[STATED TASK]
Omit the pictures, then write out every entry exactly as it reads.

[DATA TO USE]
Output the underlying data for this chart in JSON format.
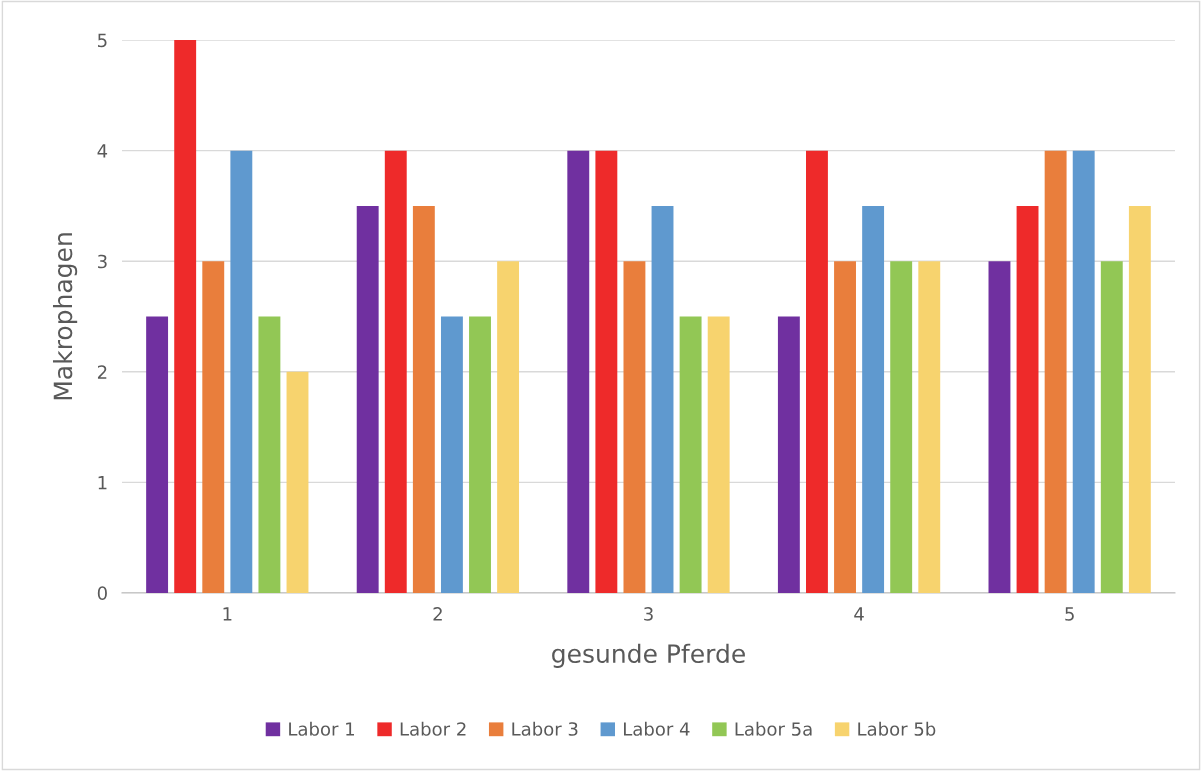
{
  "chart_data": {
    "type": "bar",
    "xlabel": "gesunde Pferde",
    "ylabel": "Makrophagen",
    "categories": [
      "1",
      "2",
      "3",
      "4",
      "5"
    ],
    "series": [
      {
        "name": "Labor 1",
        "color": "#7030a0",
        "values": [
          2.5,
          3.5,
          4,
          2.5,
          3
        ]
      },
      {
        "name": "Labor 2",
        "color": "#ee2a2a",
        "values": [
          5,
          4,
          4,
          4,
          3.5
        ]
      },
      {
        "name": "Labor 3",
        "color": "#e97e3c",
        "values": [
          3,
          3.5,
          3,
          3,
          4
        ]
      },
      {
        "name": "Labor 4",
        "color": "#5f99cf",
        "values": [
          4,
          2.5,
          3.5,
          3.5,
          4
        ]
      },
      {
        "name": "Labor 5a",
        "color": "#92c755",
        "values": [
          2.5,
          2.5,
          2.5,
          3,
          3
        ]
      },
      {
        "name": "Labor 5b",
        "color": "#f7d36e",
        "values": [
          2,
          3,
          2.5,
          3,
          3.5
        ]
      }
    ],
    "ylim": [
      0,
      5
    ],
    "yticks": [
      0,
      1,
      2,
      3,
      4,
      5
    ],
    "grid": "y",
    "legend": "bottom"
  }
}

[EXPECTED ANSWER]
Output the underlying data for this chart in JSON format.
{
  "chart_data": {
    "type": "bar",
    "xlabel": "gesunde Pferde",
    "ylabel": "Makrophagen",
    "categories": [
      "1",
      "2",
      "3",
      "4",
      "5"
    ],
    "series": [
      {
        "name": "Labor 1",
        "color": "#7030a0",
        "values": [
          2.5,
          3.5,
          4,
          2.5,
          3
        ]
      },
      {
        "name": "Labor 2",
        "color": "#ee2a2a",
        "values": [
          5,
          4,
          4,
          4,
          3.5
        ]
      },
      {
        "name": "Labor 3",
        "color": "#e97e3c",
        "values": [
          3,
          3.5,
          3,
          3,
          4
        ]
      },
      {
        "name": "Labor 4",
        "color": "#5f99cf",
        "values": [
          4,
          2.5,
          3.5,
          3.5,
          4
        ]
      },
      {
        "name": "Labor 5a",
        "color": "#92c755",
        "values": [
          2.5,
          2.5,
          2.5,
          3,
          3
        ]
      },
      {
        "name": "Labor 5b",
        "color": "#f7d36e",
        "values": [
          2,
          3,
          2.5,
          3,
          3.5
        ]
      }
    ],
    "ylim": [
      0,
      5
    ],
    "yticks": [
      0,
      1,
      2,
      3,
      4,
      5
    ],
    "grid": "y",
    "legend": "bottom"
  }
}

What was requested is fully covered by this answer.